- [PROBLEM]:
Copy every line from the data below in which the string "места" can be found.

- [SUPPLIED MATERIAL]:
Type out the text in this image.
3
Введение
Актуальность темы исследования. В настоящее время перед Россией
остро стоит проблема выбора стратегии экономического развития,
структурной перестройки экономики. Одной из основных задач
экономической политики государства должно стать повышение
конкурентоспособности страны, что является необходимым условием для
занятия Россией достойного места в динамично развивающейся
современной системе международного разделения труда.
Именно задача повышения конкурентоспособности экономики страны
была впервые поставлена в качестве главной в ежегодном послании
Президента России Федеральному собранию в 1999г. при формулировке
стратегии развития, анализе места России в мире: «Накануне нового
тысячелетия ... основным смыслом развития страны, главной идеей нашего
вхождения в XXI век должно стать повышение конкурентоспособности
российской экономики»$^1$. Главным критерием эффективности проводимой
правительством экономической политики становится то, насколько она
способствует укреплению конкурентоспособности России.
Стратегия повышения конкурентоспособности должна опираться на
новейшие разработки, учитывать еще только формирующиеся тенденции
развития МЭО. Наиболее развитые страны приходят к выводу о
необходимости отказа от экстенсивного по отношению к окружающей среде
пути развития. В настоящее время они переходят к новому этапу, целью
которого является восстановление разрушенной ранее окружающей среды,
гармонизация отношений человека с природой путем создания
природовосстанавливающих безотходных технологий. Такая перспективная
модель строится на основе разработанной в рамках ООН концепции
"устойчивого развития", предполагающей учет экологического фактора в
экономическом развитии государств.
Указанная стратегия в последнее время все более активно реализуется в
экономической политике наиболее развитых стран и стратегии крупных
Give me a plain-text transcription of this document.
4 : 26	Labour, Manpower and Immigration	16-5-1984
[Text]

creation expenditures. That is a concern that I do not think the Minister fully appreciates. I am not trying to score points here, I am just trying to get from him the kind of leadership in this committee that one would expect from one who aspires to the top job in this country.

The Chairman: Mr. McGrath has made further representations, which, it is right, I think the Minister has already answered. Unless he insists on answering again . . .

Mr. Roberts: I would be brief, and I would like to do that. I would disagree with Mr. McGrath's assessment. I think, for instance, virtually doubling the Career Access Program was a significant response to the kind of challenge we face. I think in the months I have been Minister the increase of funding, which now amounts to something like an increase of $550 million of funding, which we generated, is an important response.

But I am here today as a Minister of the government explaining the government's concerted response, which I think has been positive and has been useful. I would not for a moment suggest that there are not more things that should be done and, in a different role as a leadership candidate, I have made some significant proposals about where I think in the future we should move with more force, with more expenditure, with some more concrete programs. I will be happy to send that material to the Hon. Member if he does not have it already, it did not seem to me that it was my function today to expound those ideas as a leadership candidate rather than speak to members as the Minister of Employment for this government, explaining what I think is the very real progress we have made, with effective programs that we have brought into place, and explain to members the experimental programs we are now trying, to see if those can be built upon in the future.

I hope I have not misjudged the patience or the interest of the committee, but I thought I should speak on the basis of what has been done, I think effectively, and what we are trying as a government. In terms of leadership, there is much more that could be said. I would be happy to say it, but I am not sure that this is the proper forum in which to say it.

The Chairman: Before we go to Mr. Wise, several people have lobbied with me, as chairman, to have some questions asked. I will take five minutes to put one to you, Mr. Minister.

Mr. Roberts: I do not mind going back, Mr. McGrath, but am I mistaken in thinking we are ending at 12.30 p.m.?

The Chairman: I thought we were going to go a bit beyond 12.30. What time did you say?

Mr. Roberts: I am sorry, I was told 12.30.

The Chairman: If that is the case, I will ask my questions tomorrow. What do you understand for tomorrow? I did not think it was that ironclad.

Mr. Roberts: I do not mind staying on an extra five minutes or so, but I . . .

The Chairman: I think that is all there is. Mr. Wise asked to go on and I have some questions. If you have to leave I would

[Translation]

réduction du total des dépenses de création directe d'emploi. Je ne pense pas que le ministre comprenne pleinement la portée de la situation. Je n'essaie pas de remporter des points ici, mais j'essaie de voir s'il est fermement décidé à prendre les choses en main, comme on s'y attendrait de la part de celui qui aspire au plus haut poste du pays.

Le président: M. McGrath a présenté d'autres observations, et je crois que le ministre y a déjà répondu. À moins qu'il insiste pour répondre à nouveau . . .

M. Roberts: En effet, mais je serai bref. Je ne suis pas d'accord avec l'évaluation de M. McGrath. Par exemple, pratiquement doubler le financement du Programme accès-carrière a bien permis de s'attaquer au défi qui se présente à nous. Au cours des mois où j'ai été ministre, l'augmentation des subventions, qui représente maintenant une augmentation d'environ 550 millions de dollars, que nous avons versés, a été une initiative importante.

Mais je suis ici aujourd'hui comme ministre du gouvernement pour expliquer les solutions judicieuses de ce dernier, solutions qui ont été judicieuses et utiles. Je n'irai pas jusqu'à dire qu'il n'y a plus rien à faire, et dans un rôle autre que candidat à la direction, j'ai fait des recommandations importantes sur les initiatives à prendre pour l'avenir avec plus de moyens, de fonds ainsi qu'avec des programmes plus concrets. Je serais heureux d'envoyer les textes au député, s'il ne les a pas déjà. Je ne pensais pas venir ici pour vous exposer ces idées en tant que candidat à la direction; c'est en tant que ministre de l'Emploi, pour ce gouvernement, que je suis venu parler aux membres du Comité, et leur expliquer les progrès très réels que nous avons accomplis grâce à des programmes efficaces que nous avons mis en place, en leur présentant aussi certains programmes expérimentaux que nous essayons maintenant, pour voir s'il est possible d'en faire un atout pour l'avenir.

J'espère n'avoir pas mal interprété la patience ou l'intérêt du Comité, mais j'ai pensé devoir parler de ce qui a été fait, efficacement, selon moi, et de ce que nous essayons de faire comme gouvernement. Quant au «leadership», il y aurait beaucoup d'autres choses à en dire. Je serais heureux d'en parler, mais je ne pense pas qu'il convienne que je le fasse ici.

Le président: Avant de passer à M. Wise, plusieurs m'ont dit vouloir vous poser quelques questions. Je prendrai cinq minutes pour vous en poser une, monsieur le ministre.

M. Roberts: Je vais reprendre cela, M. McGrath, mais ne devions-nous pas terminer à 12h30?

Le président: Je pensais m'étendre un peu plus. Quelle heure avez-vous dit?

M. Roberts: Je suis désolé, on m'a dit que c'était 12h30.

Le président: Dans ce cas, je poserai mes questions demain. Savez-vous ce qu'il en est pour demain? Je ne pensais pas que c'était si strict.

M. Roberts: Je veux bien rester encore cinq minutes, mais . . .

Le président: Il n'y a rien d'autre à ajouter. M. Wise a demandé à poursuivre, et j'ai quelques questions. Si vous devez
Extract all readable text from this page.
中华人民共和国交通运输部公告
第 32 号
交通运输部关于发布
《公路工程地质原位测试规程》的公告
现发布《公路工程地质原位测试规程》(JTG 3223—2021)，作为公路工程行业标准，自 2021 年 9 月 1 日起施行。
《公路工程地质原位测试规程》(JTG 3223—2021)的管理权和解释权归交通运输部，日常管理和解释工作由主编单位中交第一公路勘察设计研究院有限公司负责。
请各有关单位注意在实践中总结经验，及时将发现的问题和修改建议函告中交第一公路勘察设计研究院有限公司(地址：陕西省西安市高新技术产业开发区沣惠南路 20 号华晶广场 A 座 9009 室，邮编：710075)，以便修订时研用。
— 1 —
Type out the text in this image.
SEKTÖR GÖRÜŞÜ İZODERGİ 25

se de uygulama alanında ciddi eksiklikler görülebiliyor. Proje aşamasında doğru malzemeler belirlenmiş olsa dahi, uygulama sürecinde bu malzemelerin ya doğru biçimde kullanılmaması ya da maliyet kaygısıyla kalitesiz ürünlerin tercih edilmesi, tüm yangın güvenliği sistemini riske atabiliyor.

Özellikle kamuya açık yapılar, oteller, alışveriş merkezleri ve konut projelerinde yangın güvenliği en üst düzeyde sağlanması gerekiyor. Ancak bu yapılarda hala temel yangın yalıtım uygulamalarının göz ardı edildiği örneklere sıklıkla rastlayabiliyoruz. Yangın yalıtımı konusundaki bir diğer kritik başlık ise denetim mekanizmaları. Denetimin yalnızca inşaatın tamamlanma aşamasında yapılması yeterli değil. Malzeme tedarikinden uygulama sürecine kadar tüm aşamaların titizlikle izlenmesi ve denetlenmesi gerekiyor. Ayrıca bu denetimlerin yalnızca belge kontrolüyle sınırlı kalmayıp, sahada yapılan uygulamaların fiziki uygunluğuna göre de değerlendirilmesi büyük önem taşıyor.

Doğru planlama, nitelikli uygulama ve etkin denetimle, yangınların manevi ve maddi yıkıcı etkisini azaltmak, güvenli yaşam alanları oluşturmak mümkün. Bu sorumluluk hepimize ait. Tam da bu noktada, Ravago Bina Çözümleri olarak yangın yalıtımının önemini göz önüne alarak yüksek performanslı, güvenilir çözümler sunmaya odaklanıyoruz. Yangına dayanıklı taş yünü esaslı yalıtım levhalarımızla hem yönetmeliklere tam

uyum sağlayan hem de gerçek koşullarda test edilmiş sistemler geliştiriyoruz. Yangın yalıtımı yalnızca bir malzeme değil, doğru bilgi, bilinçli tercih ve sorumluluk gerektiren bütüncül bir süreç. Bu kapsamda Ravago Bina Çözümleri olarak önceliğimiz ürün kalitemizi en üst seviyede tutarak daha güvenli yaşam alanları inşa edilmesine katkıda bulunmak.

- [OUTPUT OF THE TASK]:
занятия Россией достойного места в динамично развивающейся
стратегии развития, анализе места России в мире: «Накануне нового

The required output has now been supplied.